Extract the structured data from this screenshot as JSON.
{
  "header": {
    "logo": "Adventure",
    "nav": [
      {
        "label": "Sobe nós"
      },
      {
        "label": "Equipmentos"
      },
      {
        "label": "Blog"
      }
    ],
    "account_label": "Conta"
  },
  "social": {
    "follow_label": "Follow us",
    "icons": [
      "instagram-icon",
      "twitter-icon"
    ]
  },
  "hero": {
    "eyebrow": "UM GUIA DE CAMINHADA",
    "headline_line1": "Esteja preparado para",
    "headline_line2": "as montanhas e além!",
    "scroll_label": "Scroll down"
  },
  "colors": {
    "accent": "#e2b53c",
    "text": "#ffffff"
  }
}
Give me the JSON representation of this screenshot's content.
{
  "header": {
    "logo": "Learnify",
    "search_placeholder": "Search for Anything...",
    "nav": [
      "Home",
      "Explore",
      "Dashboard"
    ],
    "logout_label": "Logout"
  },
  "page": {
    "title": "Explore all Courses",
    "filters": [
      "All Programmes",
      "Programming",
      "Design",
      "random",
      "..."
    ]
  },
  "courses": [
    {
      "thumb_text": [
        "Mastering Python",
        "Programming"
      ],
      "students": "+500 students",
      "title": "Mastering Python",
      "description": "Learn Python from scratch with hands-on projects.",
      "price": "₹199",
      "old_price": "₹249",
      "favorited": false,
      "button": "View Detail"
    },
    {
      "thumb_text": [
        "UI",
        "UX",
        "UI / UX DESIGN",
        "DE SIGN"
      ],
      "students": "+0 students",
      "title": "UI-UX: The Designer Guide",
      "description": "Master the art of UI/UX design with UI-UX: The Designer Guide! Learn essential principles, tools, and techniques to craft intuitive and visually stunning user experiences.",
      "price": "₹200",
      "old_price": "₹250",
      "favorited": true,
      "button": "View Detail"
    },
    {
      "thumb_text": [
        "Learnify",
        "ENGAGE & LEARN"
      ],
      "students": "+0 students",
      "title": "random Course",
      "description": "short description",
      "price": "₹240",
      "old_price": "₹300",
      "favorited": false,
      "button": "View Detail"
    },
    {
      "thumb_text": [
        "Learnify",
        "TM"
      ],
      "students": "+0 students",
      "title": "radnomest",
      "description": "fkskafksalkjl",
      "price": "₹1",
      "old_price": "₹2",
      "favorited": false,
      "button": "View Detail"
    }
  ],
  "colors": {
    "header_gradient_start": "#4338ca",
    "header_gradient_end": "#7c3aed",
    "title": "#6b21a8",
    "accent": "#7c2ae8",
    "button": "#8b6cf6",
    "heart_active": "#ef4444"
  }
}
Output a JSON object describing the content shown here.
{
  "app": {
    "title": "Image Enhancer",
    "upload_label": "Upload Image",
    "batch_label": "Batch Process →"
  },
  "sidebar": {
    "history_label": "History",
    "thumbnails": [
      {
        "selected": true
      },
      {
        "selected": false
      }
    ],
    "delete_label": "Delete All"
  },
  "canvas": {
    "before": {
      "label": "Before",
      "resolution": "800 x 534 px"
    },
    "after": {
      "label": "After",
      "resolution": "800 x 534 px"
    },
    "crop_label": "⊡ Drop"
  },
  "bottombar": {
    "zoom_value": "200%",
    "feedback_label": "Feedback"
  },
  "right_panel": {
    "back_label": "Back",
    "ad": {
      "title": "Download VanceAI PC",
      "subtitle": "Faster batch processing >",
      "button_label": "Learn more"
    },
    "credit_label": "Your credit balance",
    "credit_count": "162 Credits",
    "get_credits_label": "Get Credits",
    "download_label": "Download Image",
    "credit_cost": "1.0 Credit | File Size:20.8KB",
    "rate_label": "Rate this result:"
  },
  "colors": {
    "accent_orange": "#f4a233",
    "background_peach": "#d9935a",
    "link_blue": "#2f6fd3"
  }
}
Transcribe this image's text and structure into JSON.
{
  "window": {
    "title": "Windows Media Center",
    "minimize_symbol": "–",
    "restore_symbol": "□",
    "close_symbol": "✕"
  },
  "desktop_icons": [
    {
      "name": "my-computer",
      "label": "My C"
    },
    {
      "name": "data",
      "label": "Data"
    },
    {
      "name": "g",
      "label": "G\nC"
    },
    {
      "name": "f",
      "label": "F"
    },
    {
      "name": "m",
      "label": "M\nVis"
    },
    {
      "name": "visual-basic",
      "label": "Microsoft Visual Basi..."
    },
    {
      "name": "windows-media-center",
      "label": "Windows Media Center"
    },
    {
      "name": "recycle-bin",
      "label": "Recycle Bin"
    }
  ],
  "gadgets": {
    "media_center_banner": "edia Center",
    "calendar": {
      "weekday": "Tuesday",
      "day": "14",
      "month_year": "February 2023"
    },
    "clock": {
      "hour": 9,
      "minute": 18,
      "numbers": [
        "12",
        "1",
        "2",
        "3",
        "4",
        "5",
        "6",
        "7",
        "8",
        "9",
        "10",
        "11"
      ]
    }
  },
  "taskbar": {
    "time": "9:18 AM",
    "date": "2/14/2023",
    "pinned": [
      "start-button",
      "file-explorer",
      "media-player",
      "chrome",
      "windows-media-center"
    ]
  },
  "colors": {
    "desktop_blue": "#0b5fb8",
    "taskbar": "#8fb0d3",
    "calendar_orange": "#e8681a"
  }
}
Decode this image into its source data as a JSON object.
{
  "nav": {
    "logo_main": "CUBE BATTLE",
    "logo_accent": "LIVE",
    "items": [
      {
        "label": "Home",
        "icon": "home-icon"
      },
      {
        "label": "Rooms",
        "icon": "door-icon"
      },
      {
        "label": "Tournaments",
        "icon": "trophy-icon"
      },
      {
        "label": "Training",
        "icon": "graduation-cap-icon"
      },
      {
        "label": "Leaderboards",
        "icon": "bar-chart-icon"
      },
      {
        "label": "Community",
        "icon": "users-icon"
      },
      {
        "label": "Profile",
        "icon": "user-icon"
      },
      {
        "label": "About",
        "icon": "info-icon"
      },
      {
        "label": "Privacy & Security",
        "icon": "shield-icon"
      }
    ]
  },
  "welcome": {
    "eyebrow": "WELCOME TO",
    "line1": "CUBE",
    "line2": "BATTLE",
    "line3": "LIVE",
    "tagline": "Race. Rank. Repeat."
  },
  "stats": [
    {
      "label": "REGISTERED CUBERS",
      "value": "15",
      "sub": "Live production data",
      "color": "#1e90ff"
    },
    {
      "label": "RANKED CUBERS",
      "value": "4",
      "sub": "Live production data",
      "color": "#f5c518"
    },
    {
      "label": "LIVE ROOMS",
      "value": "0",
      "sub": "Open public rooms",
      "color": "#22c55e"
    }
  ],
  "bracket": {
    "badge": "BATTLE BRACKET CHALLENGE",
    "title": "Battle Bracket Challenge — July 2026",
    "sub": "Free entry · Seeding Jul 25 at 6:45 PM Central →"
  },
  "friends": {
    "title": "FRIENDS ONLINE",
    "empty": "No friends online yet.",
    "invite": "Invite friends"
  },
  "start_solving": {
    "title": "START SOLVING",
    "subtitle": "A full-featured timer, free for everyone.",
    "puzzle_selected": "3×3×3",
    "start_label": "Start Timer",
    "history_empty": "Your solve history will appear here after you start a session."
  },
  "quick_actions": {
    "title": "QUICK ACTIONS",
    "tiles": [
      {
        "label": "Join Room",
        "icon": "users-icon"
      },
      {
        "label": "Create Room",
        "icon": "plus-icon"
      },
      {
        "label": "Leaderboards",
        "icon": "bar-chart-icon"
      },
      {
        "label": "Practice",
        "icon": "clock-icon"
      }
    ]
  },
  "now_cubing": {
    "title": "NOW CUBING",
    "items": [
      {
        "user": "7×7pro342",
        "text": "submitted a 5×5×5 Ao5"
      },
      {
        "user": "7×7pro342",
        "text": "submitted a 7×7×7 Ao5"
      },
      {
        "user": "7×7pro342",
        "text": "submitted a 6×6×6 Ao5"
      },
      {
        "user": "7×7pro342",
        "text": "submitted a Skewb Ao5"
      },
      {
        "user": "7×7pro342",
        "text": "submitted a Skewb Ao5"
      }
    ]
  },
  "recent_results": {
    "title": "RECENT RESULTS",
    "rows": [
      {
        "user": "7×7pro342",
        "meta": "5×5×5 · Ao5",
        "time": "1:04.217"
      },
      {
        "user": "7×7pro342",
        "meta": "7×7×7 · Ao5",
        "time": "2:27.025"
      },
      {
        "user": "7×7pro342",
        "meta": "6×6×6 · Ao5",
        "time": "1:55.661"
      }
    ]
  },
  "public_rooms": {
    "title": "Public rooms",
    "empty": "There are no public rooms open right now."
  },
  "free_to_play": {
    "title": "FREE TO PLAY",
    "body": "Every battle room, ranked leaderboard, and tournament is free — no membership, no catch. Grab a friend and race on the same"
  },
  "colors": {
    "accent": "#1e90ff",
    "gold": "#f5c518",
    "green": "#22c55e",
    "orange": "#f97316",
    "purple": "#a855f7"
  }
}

════

**What is asked**
In the entries above, count each line holding "CUBERS" and report the total and nothing more.

**Exercise response**
2